++++ Supplied data

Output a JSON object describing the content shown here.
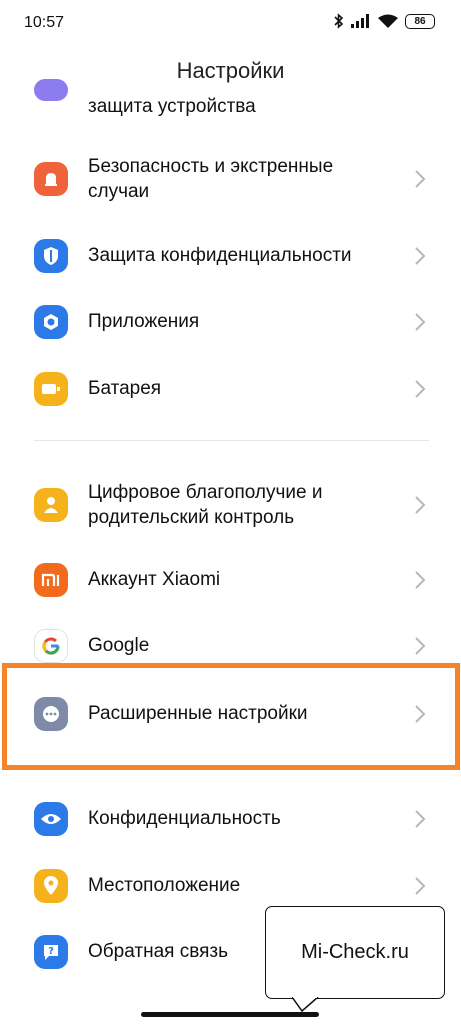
{
  "status_bar": {
    "time": "10:57",
    "battery": "86"
  },
  "header": {
    "title": "Настройки"
  },
  "items": [
    {
      "label": "защита устройства",
      "color": "#8c7cf0"
    },
    {
      "label": "Безопасность и экстренные\nслучаи",
      "icon": "alert-icon",
      "color": "#f0623a"
    },
    {
      "label": "Защита конфиденциальности",
      "icon": "shield-icon",
      "color": "#2c7ae8"
    },
    {
      "label": "Приложения",
      "icon": "apps-icon",
      "color": "#2c7ae8"
    },
    {
      "label": "Батарея",
      "icon": "battery-icon",
      "color": "#f5b21a"
    },
    {
      "label": "Цифровое благополучие и\nродительский контроль",
      "icon": "wellbeing-icon",
      "color": "#f5b21a"
    },
    {
      "label": "Аккаунт Xiaomi",
      "icon": "mi-icon",
      "color": "#f26b1d"
    },
    {
      "label": "Google",
      "icon": "google-icon",
      "color": "#ffffff"
    },
    {
      "label": "Расширенные настройки",
      "icon": "more-icon",
      "color": "#7e8aa8"
    },
    {
      "label": "Конфиденциальность",
      "icon": "eye-icon",
      "color": "#2c7ae8"
    },
    {
      "label": "Местоположение",
      "icon": "location-icon",
      "color": "#f5b21a"
    },
    {
      "label": "Обратная связь",
      "icon": "feedback-icon",
      "color": "#2c7ae8"
    }
  ],
  "watermark": {
    "text": "Mi-Check.ru"
  }
}
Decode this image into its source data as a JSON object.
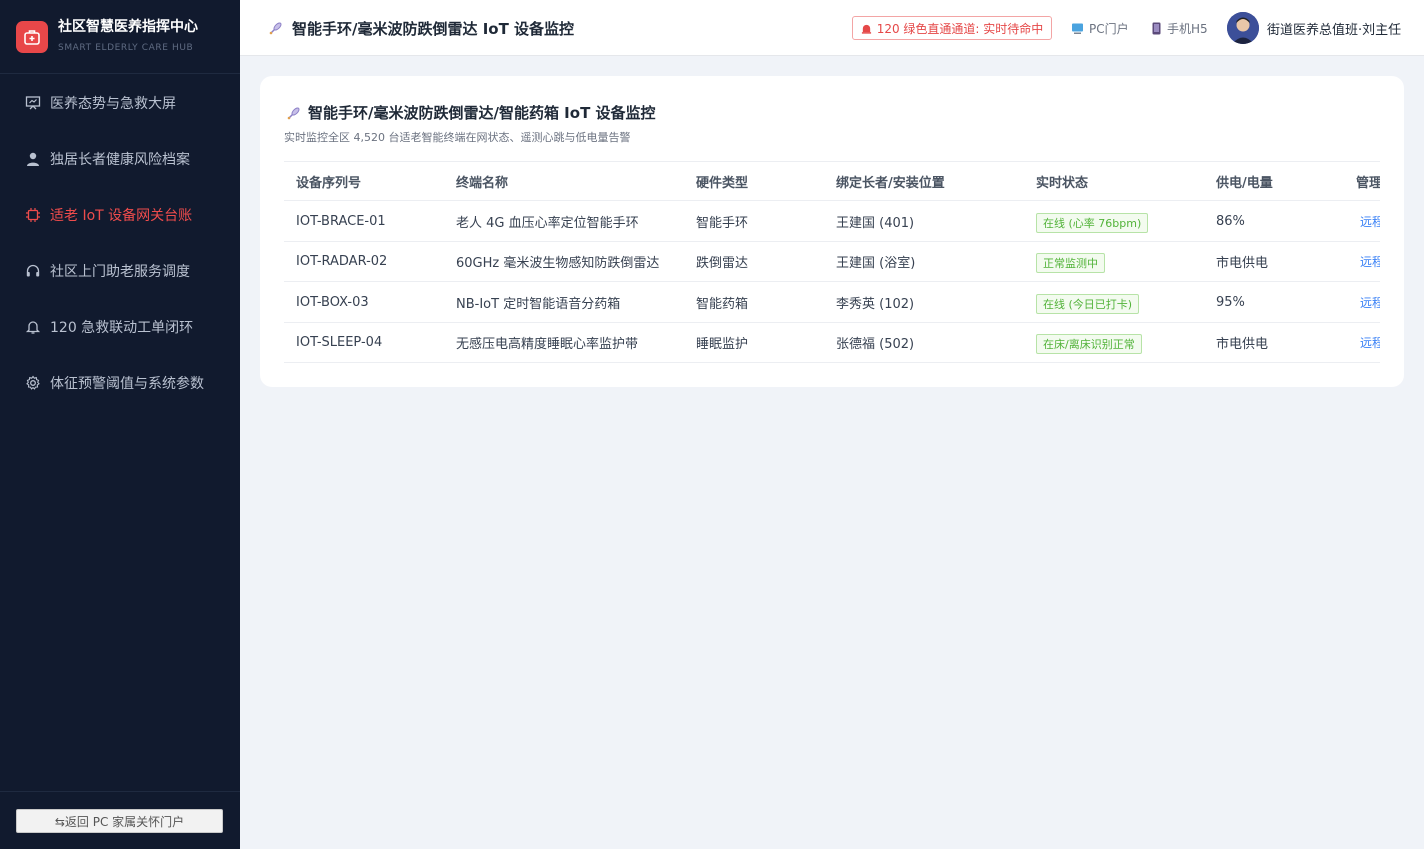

++++++++

§ **Given task**
In this exercise, set down all of the data exactly, without the pictures.

§ **Response to the task**
Output a JSON object describing the content shown here.
{
  "status_bar": {
    "time": "10:57",
    "battery": "86"
  },
  "header": {
    "title": "Настройки"
  },
  "items": [
    {
      "label": "защита устройства",
      "color": "#8c7cf0"
    },
    {
      "label": "Безопасность и экстренные\nслучаи",
      "icon": "alert-icon",
      "color": "#f0623a"
    },
    {
      "label": "Защита конфиденциальности",
      "icon": "shield-icon",
      "color": "#2c7ae8"
    },
    {
      "label": "Приложения",
      "icon": "apps-icon",
      "color": "#2c7ae8"
    },
    {
      "label": "Батарея",
      "icon": "battery-icon",
      "color": "#f5b21a"
    },
    {
      "label": "Цифровое благополучие и\nродительский контроль",
      "icon": "wellbeing-icon",
      "color": "#f5b21a"
    },
    {
      "label": "Аккаунт Xiaomi",
      "icon": "mi-icon",
      "color": "#f26b1d"
    },
    {
      "label": "Google",
      "icon": "google-icon",
      "color": "#ffffff"
    },
    {
      "label": "Расширенные настройки",
      "icon": "more-icon",
      "color": "#7e8aa8"
    },
    {
      "label": "Конфиденциальность",
      "icon": "eye-icon",
      "color": "#2c7ae8"
    },
    {
      "label": "Местоположение",
      "icon": "location-icon",
      "color": "#f5b21a"
    },
    {
      "label": "Обратная связь",
      "icon": "feedback-icon",
      "color": "#2c7ae8"
    }
  ],
  "watermark": {
    "text": "Mi-Check.ru"
  }
}
Decode this image into its source data as a JSON object.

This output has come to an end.